» **TASK BRIEF**
Where does the string "name" appear? Copy every line of the entries below that holds it.

» **INPUT DATA**

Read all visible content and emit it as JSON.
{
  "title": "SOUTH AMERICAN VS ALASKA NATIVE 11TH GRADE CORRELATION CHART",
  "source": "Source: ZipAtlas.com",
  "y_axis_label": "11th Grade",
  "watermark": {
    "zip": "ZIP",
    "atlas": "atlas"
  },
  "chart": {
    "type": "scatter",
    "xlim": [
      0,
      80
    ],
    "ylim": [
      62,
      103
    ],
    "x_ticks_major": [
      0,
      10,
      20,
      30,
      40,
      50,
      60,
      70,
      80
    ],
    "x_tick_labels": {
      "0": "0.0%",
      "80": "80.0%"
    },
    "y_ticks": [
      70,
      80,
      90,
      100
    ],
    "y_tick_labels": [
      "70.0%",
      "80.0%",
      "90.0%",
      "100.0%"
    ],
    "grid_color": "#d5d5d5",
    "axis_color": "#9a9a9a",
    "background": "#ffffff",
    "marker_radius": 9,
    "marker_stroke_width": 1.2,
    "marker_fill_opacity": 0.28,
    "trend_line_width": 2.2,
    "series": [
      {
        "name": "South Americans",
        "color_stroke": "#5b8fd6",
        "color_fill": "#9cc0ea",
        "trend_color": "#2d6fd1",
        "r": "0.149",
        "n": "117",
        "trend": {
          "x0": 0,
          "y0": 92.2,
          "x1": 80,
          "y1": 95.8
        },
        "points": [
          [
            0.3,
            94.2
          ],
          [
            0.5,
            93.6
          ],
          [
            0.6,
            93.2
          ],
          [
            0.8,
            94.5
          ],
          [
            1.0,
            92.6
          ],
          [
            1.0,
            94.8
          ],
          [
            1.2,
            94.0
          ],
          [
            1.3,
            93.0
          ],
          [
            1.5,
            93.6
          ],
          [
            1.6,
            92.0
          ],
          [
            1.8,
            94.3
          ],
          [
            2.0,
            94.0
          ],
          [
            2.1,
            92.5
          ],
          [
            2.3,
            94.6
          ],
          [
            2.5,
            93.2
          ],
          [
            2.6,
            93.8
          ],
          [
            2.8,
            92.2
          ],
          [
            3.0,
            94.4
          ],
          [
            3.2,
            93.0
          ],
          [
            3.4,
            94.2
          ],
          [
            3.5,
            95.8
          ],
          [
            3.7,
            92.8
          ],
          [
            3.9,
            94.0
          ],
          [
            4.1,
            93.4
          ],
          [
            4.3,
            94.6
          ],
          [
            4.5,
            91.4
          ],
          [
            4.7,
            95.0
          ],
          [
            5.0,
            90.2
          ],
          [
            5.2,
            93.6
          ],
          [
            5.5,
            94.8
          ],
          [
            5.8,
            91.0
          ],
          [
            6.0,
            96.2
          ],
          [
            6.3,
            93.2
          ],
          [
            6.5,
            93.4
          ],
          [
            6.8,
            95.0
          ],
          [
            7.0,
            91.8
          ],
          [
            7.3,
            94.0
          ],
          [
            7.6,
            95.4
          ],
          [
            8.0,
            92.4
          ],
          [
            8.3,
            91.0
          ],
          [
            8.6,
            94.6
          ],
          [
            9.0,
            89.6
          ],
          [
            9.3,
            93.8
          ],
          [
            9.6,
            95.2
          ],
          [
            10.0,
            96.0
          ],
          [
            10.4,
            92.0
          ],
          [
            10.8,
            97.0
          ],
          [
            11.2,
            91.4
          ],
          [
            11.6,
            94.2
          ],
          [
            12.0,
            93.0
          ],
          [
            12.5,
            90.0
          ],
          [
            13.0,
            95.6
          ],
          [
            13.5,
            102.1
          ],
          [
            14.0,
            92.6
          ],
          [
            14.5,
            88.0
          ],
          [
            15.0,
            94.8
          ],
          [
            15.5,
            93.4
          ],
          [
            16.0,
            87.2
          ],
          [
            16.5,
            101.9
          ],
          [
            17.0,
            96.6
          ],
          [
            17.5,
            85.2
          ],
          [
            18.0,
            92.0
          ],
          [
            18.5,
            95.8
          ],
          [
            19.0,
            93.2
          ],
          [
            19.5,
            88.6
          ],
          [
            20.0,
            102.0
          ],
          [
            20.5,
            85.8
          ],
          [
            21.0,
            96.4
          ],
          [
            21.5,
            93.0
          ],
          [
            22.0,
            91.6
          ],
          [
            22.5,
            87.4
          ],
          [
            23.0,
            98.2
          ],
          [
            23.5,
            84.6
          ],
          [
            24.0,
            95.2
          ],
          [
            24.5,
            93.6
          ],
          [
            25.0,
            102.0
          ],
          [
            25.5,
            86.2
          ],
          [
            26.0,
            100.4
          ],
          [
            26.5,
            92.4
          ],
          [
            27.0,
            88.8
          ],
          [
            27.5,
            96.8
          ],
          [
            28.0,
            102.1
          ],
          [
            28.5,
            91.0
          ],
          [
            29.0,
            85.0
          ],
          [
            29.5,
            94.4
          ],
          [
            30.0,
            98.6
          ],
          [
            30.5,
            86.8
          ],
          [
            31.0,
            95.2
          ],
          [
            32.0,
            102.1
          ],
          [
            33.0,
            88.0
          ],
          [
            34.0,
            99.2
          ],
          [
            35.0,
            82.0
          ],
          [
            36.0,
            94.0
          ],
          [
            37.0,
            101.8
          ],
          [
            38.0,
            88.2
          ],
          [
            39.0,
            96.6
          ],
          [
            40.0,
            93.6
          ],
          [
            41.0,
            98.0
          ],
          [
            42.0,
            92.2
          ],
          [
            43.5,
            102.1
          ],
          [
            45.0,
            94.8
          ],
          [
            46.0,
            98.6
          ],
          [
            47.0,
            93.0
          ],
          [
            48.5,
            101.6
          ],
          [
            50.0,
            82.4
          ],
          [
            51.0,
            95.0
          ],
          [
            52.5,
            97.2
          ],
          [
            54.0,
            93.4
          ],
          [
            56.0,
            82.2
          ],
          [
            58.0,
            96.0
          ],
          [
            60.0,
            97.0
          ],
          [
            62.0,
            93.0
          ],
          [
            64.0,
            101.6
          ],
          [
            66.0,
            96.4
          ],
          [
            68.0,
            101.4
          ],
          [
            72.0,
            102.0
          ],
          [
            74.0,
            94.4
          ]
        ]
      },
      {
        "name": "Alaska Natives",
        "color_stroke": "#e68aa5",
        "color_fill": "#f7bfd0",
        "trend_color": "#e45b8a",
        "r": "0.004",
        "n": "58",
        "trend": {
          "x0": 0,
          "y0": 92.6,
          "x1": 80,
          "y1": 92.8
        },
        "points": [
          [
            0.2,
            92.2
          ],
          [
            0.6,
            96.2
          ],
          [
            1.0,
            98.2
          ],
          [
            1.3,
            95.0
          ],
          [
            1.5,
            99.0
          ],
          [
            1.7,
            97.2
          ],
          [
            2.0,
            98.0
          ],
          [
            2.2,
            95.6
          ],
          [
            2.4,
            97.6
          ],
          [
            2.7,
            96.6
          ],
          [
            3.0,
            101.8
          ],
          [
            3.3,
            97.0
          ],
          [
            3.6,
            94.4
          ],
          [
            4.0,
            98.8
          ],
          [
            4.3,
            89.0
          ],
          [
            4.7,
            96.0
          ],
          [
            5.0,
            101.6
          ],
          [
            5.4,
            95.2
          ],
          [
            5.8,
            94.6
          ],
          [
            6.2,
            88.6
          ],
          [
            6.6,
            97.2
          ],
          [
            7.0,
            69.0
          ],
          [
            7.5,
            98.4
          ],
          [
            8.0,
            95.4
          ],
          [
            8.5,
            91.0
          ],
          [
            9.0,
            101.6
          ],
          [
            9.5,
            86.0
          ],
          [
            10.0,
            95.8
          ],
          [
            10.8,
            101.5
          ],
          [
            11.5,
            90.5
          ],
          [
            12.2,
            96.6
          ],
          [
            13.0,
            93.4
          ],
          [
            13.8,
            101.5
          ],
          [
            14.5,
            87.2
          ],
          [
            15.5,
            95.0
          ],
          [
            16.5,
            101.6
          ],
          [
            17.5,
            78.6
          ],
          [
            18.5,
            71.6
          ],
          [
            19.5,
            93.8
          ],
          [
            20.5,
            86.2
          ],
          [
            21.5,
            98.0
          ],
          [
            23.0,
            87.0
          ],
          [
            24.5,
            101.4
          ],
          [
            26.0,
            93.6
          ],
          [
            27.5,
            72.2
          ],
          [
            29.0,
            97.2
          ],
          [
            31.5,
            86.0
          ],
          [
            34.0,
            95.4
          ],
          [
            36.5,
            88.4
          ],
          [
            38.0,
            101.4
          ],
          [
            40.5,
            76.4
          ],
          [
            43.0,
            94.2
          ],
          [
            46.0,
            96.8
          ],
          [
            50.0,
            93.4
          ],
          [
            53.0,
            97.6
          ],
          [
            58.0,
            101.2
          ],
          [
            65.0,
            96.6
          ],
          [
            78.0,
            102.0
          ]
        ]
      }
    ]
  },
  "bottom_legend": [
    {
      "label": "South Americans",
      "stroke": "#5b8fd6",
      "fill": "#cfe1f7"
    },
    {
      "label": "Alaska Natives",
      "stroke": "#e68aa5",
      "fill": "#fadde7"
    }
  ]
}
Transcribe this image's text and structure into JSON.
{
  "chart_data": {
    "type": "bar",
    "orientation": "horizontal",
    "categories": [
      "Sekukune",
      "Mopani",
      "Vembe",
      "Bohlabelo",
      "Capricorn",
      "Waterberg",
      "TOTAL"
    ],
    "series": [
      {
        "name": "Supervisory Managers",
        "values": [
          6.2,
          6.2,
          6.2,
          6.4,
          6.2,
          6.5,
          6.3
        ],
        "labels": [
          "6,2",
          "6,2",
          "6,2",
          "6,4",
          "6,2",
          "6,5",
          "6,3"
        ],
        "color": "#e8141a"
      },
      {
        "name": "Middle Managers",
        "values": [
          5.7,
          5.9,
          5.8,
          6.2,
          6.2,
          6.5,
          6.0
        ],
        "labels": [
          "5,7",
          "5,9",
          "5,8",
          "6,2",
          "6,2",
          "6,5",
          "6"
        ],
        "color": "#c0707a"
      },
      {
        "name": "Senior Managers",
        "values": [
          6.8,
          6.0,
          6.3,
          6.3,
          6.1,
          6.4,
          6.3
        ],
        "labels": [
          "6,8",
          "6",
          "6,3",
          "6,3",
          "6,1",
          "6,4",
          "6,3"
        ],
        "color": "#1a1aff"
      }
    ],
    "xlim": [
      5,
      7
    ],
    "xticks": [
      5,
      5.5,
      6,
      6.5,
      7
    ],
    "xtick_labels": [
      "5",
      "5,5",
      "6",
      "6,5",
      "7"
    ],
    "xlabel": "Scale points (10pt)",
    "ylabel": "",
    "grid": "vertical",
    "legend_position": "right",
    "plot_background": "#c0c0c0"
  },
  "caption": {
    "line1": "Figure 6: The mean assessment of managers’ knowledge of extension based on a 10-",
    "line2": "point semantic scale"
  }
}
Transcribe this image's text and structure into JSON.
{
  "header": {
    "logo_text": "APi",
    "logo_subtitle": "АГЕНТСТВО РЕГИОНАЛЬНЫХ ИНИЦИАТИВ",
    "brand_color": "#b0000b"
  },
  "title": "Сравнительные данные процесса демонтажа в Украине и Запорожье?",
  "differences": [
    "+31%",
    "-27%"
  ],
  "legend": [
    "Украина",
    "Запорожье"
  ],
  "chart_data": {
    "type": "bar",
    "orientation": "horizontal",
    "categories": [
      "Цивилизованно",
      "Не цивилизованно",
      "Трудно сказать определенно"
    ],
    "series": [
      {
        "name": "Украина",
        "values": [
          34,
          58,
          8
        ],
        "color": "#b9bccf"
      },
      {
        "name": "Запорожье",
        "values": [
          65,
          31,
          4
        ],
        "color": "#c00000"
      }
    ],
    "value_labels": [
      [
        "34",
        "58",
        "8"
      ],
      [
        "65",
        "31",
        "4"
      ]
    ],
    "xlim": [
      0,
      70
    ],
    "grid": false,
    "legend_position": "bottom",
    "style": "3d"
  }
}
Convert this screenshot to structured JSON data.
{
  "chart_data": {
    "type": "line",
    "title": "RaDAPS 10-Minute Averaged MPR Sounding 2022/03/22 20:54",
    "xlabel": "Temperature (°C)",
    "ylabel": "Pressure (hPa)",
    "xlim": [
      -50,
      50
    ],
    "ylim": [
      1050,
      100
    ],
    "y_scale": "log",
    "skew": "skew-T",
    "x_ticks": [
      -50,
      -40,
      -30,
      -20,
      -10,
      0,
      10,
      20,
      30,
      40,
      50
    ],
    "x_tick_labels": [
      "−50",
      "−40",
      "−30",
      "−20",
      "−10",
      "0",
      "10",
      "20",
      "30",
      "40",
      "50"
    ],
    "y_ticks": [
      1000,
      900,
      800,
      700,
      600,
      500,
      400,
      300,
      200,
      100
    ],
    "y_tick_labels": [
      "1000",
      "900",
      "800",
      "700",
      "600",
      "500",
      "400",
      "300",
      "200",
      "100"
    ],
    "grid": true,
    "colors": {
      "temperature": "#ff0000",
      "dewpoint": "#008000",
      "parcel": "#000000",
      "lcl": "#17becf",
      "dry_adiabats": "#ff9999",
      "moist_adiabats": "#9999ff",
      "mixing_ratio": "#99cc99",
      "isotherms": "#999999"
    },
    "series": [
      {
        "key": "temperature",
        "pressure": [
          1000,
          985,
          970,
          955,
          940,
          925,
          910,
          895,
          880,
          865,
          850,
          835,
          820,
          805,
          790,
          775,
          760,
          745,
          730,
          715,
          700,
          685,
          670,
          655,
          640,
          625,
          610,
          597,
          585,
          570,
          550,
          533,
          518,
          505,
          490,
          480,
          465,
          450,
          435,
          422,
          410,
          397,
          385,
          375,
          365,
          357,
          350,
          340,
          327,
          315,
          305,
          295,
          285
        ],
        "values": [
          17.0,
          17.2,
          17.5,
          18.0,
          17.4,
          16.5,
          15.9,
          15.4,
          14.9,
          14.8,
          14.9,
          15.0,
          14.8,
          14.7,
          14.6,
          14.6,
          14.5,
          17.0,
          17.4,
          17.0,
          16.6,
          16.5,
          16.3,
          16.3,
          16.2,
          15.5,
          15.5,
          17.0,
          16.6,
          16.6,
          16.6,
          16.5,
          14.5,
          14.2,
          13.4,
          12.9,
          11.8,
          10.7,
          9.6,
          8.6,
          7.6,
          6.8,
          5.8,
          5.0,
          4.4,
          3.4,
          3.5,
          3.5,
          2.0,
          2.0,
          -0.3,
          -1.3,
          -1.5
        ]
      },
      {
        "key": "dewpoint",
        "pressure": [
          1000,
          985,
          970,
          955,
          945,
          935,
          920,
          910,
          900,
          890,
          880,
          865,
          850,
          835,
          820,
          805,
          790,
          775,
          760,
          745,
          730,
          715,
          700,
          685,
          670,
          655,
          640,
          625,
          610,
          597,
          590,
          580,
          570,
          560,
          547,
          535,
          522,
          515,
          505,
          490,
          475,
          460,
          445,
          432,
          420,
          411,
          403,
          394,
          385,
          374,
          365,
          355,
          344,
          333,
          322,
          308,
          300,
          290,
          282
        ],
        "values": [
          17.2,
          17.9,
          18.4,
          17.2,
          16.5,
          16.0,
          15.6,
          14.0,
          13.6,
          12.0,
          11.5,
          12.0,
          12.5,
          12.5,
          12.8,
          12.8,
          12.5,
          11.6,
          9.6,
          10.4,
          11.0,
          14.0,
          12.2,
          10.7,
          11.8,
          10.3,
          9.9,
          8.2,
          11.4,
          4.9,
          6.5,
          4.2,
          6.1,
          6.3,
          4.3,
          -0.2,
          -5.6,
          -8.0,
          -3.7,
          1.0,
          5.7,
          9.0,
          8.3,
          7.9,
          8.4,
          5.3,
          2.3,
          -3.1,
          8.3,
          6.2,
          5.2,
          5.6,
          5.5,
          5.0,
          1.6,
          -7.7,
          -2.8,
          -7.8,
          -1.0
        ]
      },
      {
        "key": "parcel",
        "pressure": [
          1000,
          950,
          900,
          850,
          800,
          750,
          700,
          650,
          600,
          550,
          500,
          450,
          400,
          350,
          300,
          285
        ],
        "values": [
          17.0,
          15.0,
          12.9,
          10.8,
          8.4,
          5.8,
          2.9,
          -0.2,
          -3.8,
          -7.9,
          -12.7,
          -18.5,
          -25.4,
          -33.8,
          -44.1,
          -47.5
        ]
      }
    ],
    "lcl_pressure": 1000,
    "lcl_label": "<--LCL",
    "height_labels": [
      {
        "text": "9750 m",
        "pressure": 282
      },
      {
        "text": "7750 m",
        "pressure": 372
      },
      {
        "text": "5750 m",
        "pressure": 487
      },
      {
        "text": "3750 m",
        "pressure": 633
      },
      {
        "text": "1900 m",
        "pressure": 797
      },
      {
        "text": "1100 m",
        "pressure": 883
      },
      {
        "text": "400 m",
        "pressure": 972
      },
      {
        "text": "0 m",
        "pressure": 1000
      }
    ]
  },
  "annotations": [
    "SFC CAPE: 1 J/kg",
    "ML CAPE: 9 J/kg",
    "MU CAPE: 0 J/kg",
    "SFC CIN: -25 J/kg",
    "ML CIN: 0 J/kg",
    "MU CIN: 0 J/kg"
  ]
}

» **SOLUTION FOR THIS TASK**
        "name": "South Americans",
        "name": "Alaska Natives",
        "name": "Supervisory Managers",
        "name": "Middle Managers",
        "name": "Senior Managers",
        "name": "Украина",
        "name": "Запорожье",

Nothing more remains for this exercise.